▸ **BRIEF**: Repeat the material below word for word and leave out all pictures.

[Begin DATASET EXTRACT]

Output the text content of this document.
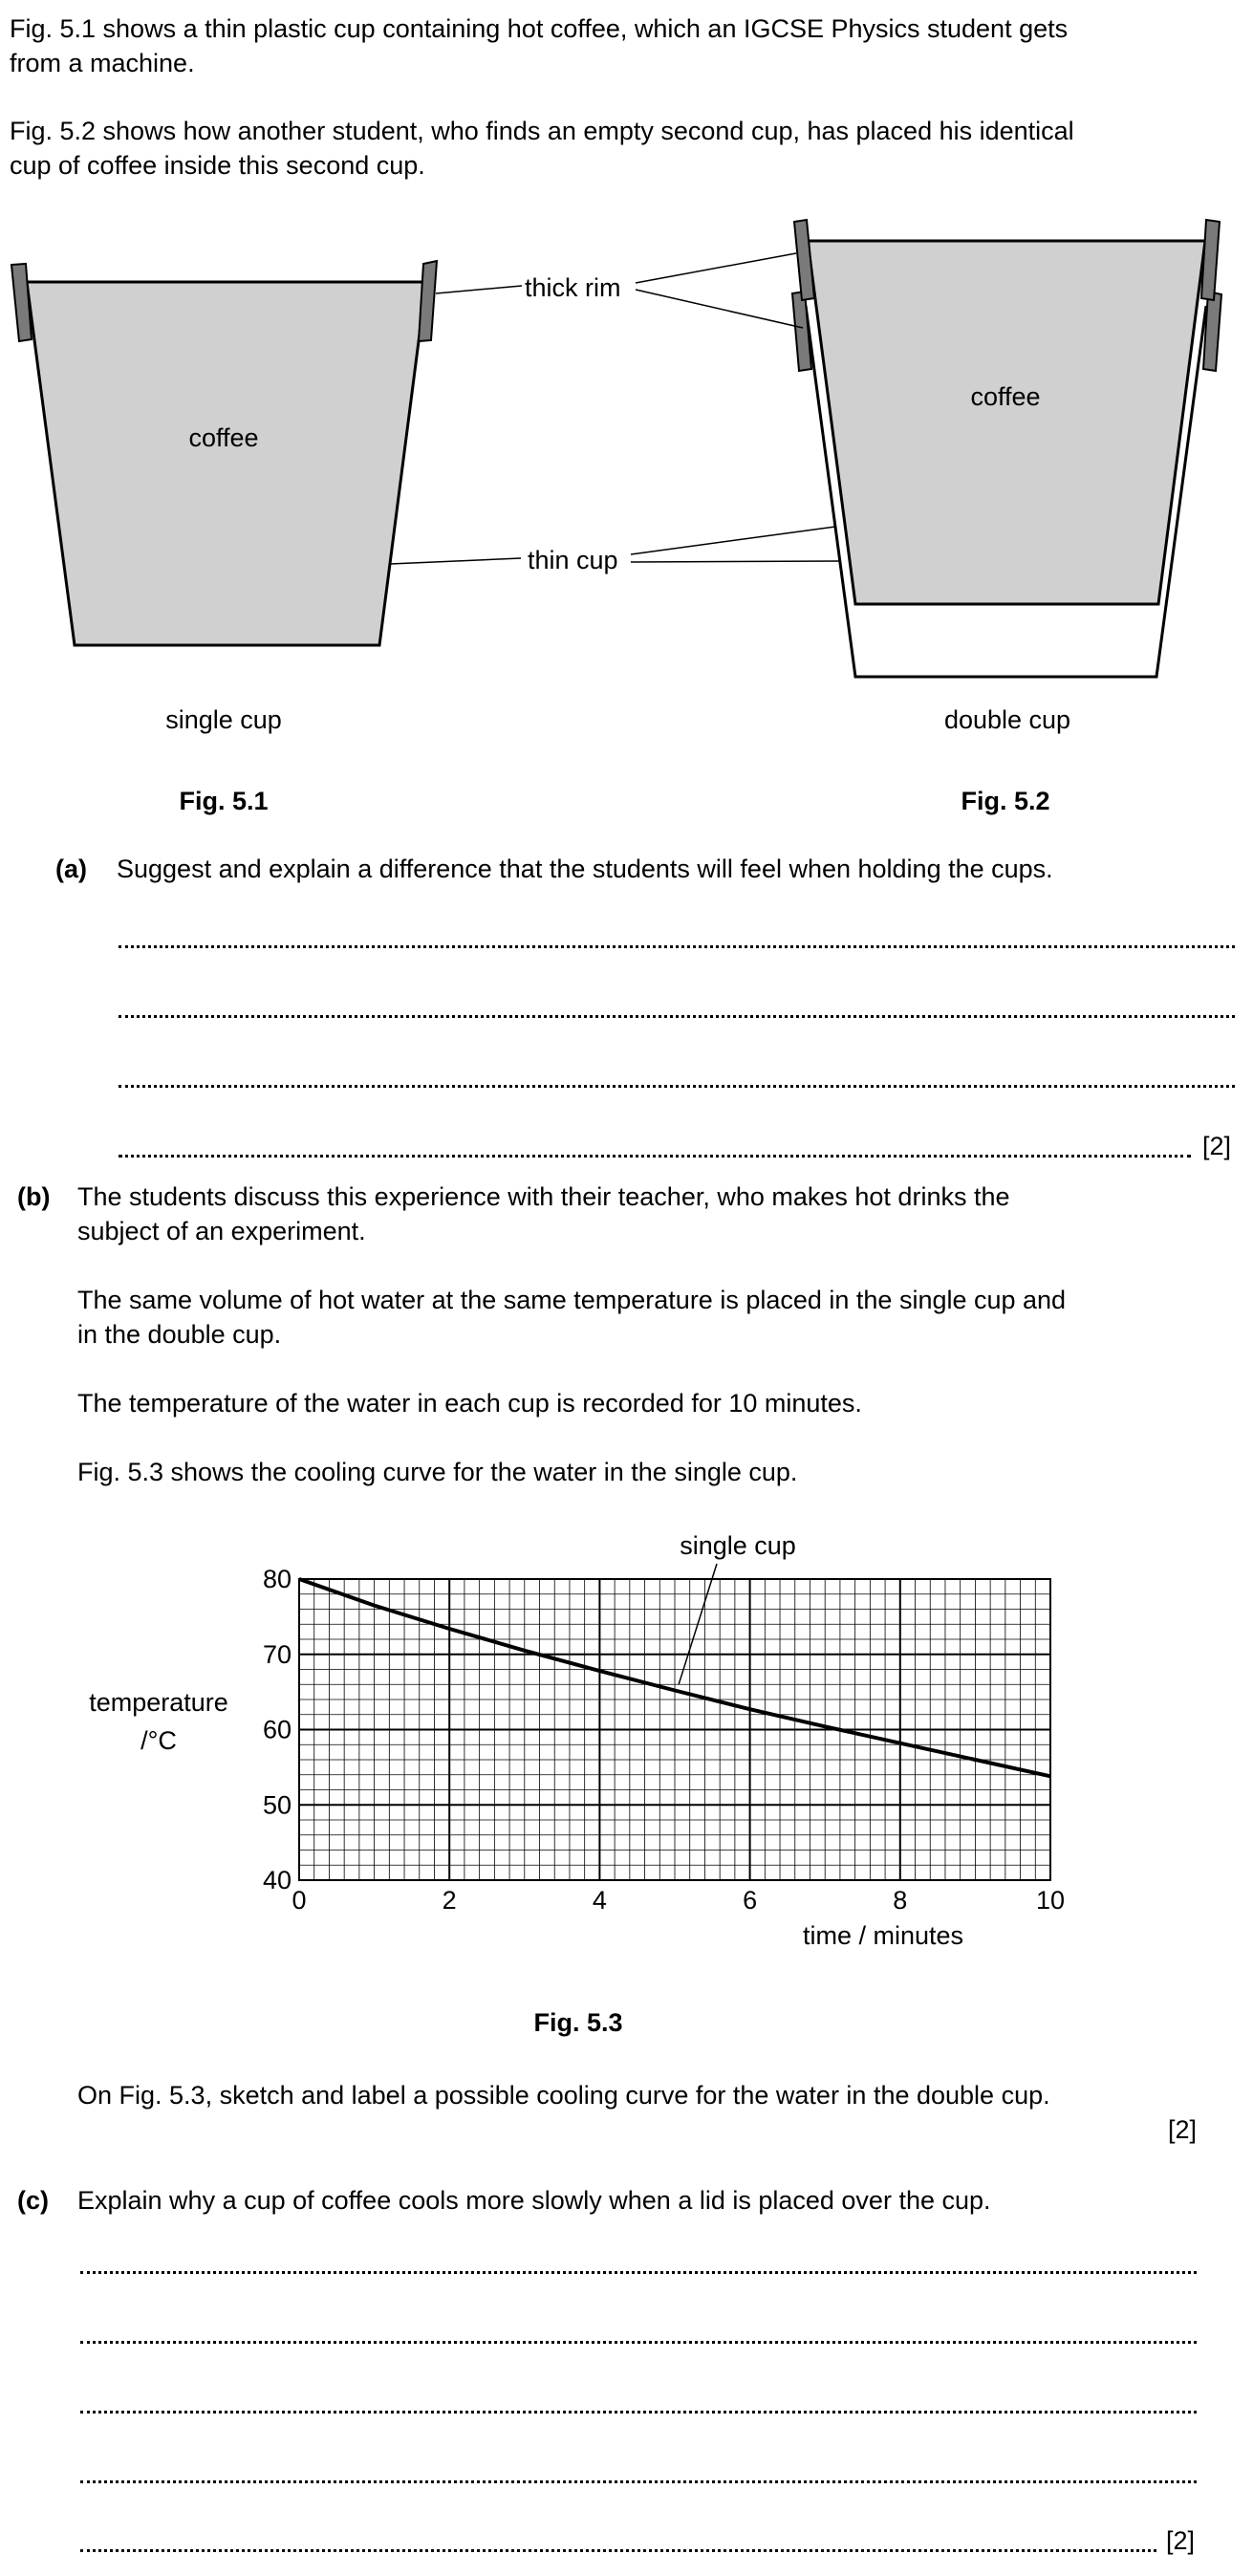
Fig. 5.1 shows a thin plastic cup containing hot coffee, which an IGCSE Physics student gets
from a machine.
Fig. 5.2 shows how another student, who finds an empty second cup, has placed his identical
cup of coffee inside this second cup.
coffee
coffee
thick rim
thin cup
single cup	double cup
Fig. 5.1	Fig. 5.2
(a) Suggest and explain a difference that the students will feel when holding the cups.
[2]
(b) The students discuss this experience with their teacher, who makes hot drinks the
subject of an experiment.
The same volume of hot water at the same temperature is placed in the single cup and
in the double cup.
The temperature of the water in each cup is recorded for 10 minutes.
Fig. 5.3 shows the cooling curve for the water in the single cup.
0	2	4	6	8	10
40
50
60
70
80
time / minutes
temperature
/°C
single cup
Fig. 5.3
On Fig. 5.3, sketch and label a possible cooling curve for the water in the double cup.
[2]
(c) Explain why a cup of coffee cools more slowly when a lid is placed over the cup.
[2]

[End DATASET EXTRACT]

▸ **SOLVED PROBLEM**:
Output the text content of this document.
Fig. 5.1 shows a thin plastic cup containing hot coffee, which an IGCSE Physics student gets
from a machine.
Fig. 5.2 shows how another student, who finds an empty second cup, has placed his identical
cup of coffee inside this second cup.
coffee
coffee
thick rim
thin cup
single cup	double cup
Fig. 5.1	Fig. 5.2
(a) Suggest and explain a difference that the students will feel when holding the cups.
[2]
(b) The students discuss this experience with their teacher, who makes hot drinks the
subject of an experiment.
The same volume of hot water at the same temperature is placed in the single cup and
in the double cup.
The temperature of the water in each cup is recorded for 10 minutes.
Fig. 5.3 shows the cooling curve for the water in the single cup.
0	2	4	6	8	10
40
50
60
70
80
time / minutes
temperature
/°C
single cup
Fig. 5.3
On Fig. 5.3, sketch and label a possible cooling curve for the water in the double cup.
[2]
(c) Explain why a cup of coffee cools more slowly when a lid is placed over the cup.
[2]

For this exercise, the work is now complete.